▶ Given exercise:
Every line that holds "background" should be shown.
— Begin Dataset entries —
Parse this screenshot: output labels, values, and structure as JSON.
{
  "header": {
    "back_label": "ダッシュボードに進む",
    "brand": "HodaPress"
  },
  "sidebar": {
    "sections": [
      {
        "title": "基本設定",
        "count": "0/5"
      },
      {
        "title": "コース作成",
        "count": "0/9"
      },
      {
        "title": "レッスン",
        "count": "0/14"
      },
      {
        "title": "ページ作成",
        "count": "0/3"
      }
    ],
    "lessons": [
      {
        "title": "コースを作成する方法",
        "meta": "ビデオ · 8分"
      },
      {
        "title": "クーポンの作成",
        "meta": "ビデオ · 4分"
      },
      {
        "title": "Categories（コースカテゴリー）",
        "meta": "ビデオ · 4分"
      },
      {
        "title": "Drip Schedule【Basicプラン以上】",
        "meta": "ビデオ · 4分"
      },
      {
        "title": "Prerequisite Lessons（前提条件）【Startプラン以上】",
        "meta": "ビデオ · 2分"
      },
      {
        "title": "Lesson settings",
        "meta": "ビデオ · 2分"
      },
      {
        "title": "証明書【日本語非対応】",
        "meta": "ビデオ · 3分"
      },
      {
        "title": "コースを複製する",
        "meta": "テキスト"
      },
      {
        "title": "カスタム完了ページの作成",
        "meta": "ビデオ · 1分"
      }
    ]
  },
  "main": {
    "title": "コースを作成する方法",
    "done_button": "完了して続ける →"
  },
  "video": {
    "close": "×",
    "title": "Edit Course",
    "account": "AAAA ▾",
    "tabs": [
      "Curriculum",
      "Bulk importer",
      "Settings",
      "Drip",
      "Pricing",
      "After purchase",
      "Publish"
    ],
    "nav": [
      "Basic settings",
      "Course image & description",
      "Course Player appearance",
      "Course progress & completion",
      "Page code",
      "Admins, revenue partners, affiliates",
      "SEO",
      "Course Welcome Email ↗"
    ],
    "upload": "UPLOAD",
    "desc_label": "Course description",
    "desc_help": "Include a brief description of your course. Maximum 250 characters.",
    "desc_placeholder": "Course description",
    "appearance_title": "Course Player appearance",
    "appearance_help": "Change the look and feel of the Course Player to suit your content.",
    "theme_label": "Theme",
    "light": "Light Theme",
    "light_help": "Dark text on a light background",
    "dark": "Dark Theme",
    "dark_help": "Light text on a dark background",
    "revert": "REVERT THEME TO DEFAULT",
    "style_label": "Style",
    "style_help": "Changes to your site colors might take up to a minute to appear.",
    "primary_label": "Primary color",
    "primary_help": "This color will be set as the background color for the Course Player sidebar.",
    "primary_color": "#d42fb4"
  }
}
— End Dataset entries —
▶ Expected output:
    "light_help": "Dark text on a light background",
    "dark_help": "Light text on a dark background",
    "primary_help": "This color will be set as the background color for the Course Player sidebar.",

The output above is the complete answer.